The records below must be transcribed exactly. Do not include the pictures.
Data entries start
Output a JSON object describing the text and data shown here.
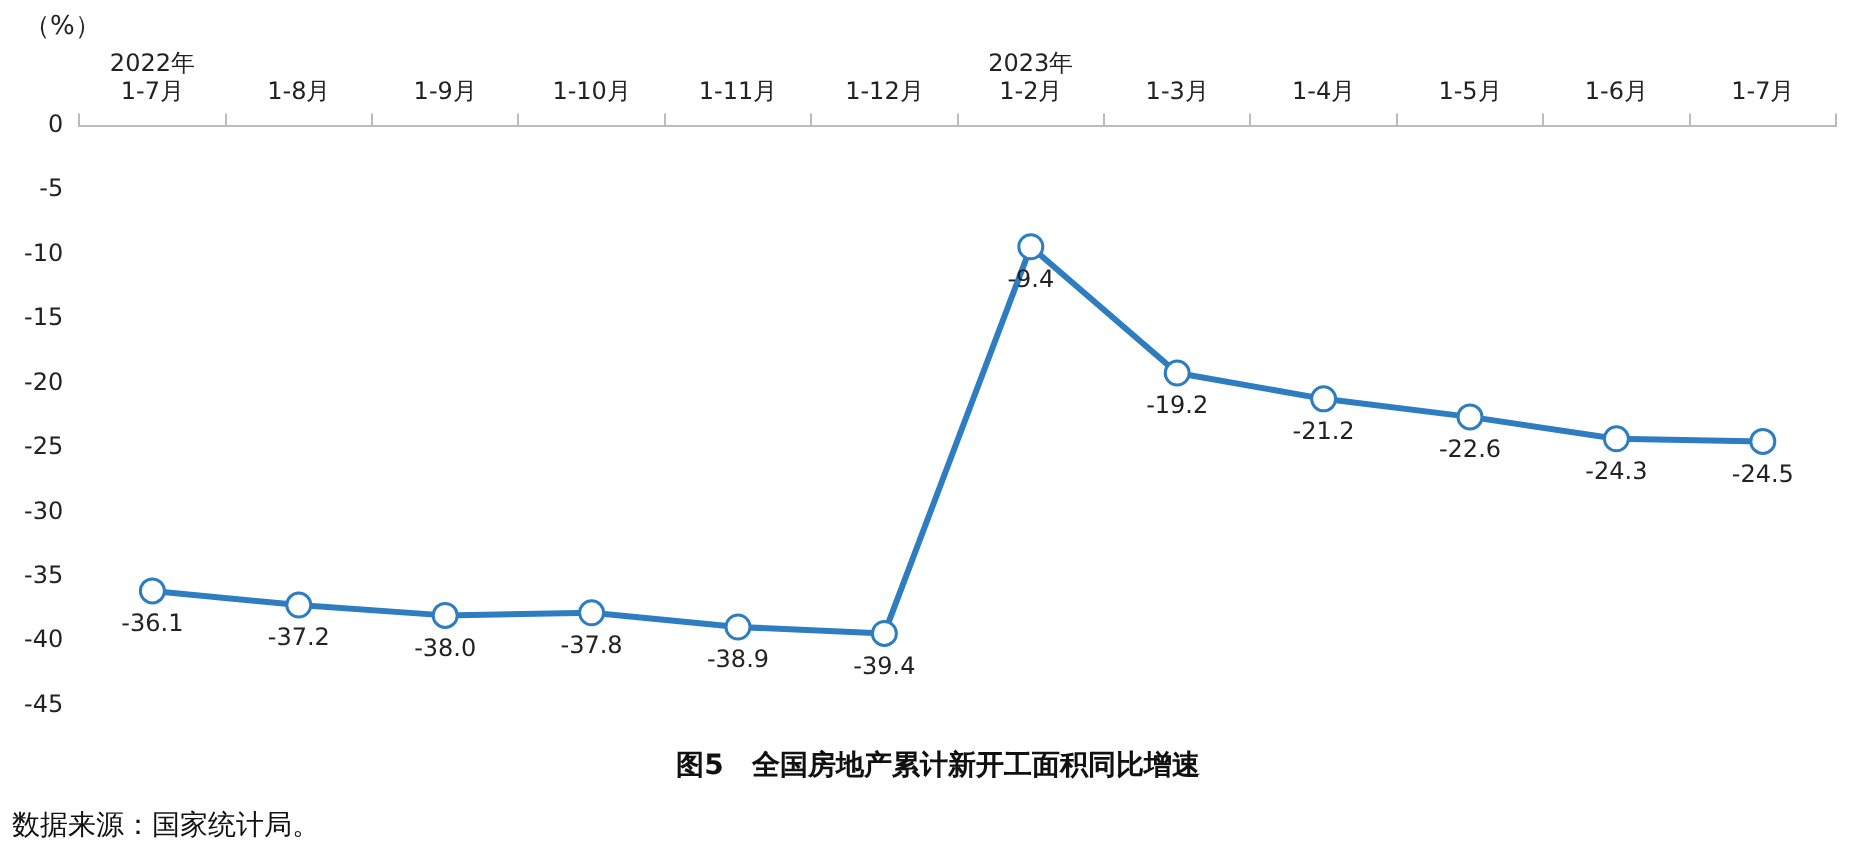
{
  "chart_data": {
    "type": "line",
    "title": "图5　全国房地产累计新开工面积同比增速",
    "ylabel": "（%）",
    "annotations": [
      "数据来源：国家统计局。"
    ],
    "categories": [
      "2022年\n1-7月",
      "1-8月",
      "1-9月",
      "1-10月",
      "1-11月",
      "1-12月",
      "2023年\n1-2月",
      "1-3月",
      "1-4月",
      "1-5月",
      "1-6月",
      "1-7月"
    ],
    "series": [
      {
        "color": "#2e7dc0",
        "values": [
          -36.1,
          -37.2,
          -38.0,
          -37.8,
          -38.9,
          -39.4,
          -9.4,
          -19.2,
          -21.2,
          -22.6,
          -24.3,
          -24.5
        ],
        "value_labels": [
          "-36.1",
          "-37.2",
          "-38.0",
          "-37.8",
          "-38.9",
          "-39.4",
          "-9.4",
          "-19.2",
          "-21.2",
          "-22.6",
          "-24.3",
          "-24.5"
        ]
      }
    ],
    "ylim": [
      -45,
      0
    ],
    "yticks": [
      -45,
      -40,
      -35,
      -30,
      -25,
      -20,
      -15,
      -10,
      -5,
      0
    ],
    "grid": false,
    "legend": false,
    "marker": "circle",
    "line_style": "solid"
  }
}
Data entries end
### The result
Output a JSON object describing the text and data shown here.
{
  "chart_data": {
    "type": "line",
    "title": "图5　全国房地产累计新开工面积同比增速",
    "ylabel": "（%）",
    "annotations": [
      "数据来源：国家统计局。"
    ],
    "categories": [
      "2022年\n1-7月",
      "1-8月",
      "1-9月",
      "1-10月",
      "1-11月",
      "1-12月",
      "2023年\n1-2月",
      "1-3月",
      "1-4月",
      "1-5月",
      "1-6月",
      "1-7月"
    ],
    "series": [
      {
        "color": "#2e7dc0",
        "values": [
          -36.1,
          -37.2,
          -38.0,
          -37.8,
          -38.9,
          -39.4,
          -9.4,
          -19.2,
          -21.2,
          -22.6,
          -24.3,
          -24.5
        ],
        "value_labels": [
          "-36.1",
          "-37.2",
          "-38.0",
          "-37.8",
          "-38.9",
          "-39.4",
          "-9.4",
          "-19.2",
          "-21.2",
          "-22.6",
          "-24.3",
          "-24.5"
        ]
      }
    ],
    "ylim": [
      -45,
      0
    ],
    "yticks": [
      -45,
      -40,
      -35,
      -30,
      -25,
      -20,
      -15,
      -10,
      -5,
      0
    ],
    "grid": false,
    "legend": false,
    "marker": "circle",
    "line_style": "solid"
  }
}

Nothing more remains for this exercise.